STATED TASK :: Find every line in the records below that holds the word "shipping", and copy it out.

AVAILABLE RECORDS ::
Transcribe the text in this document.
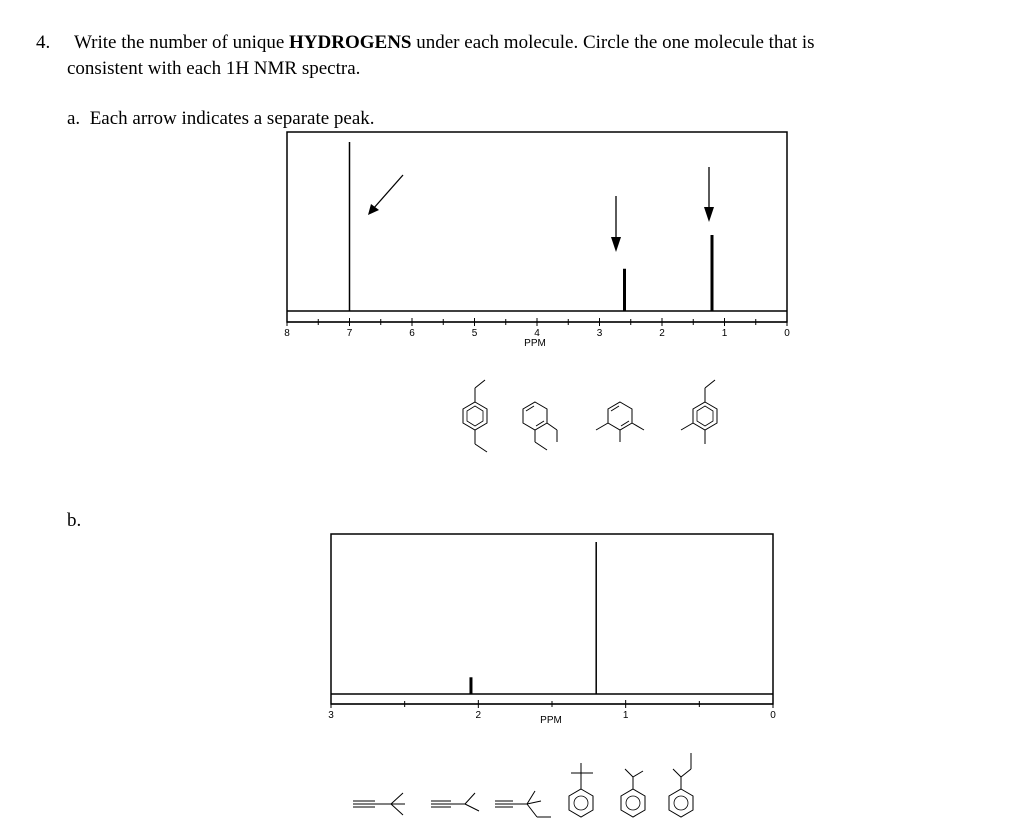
4. Write the number of unique HYDROGENS under each molecule. Circle the one molecule that is
consistent with each 1H NMR spectra.
a. Each arrow indicates a separate peak.
8	7	6	5	4	3	2	1	0
PPM
b.
3	2	1	0
PPM
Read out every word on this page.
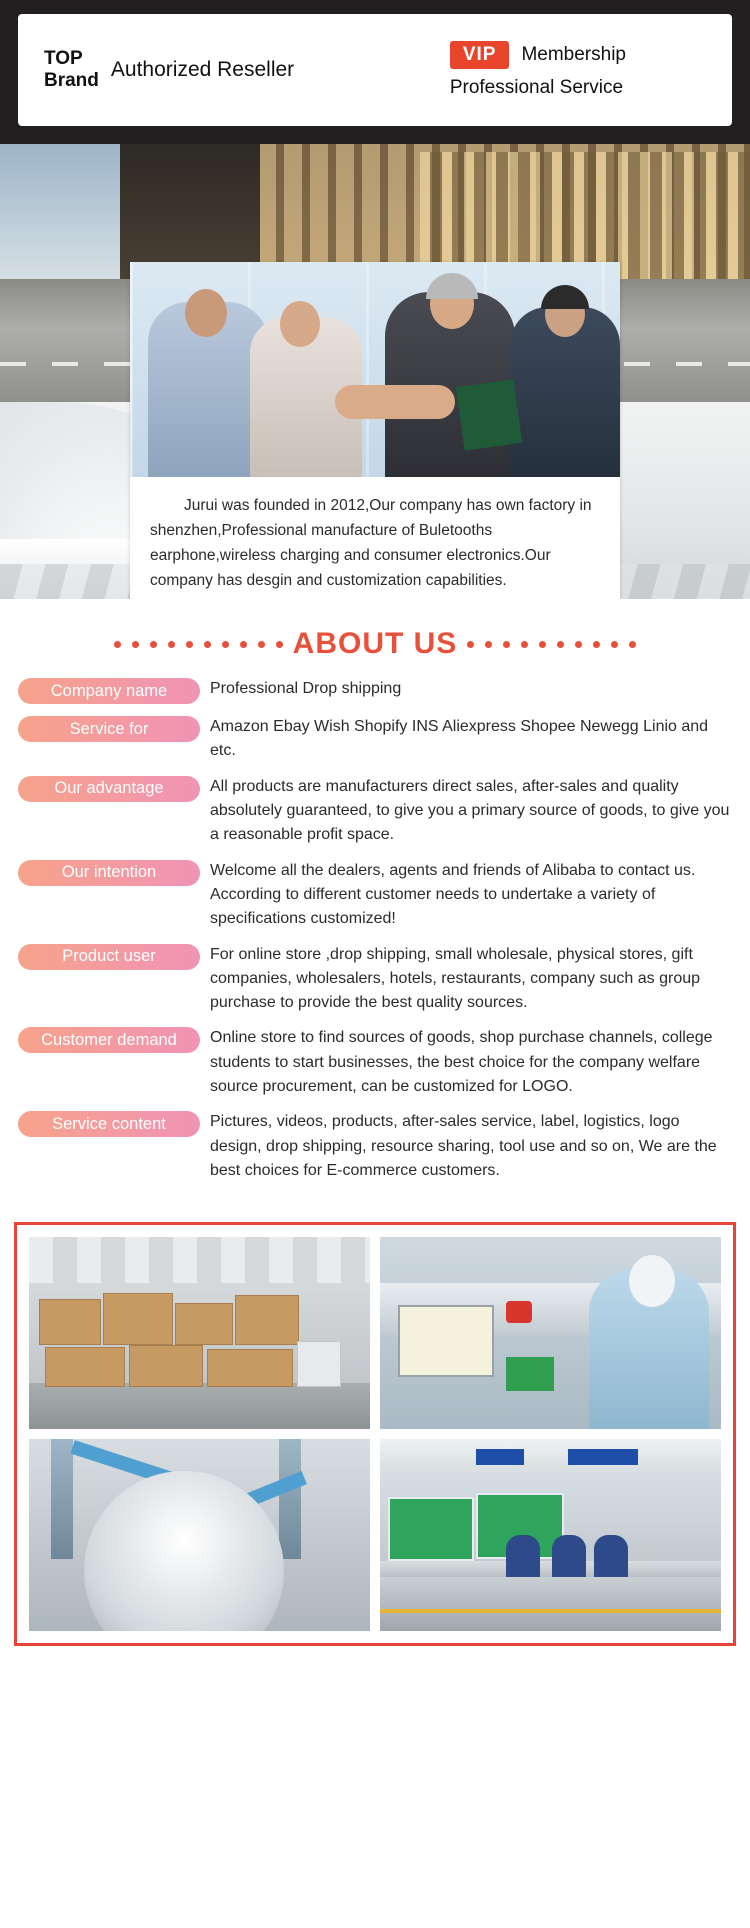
TOP
Brand Authorized Reseller
VIP	Membership
Professional Service
Jurui was founded in 2012,Our company has own factory in shenzhen,Professional manufacture of Buletooths earphone,wireless charging and consumer electronics.Our company has desgin and customization capabilities.
ABOUT US
Company name	Professional Drop shipping
Service for	Amazon Ebay Wish Shopify INS Aliexpress Shopee Newegg Linio and etc.
Our advantage	All products are manufacturers direct sales, after-sales and quality absolutely guaranteed, to give you a primary source of goods, to give you a reasonable profit space.
Our intention	Welcome all the dealers, agents and friends of Alibaba to contact us. According to different customer needs to undertake a variety of specifications customized!
Product user	For online store ,drop shipping, small wholesale, physical stores, gift companies, wholesalers, hotels, restaurants, company such as group purchase to provide the best quality sources.
Customer demand	Online store to find sources of goods, shop purchase channels, college students to start businesses, the best choice for the company welfare source procurement, can be customized for LOGO.
Service content	Pictures, videos, products, after-sales service, label, logistics, logo design, drop shipping, resource sharing, tool use and so on, We are the best choices for E-commerce customers.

SOLUTION FOR THIS EXERCISE ::
Company name	Professional Drop shipping
Product user	For online store ,drop shipping, small wholesale, physical stores, gift companies, wholesalers, hotels, restaurants, company such as group purchase to provide the best quality sources.
Service content	Pictures, videos, products, after-sales service, label, logistics, logo design, drop shipping, resource sharing, tool use and so on, We are the best choices for E-commerce customers.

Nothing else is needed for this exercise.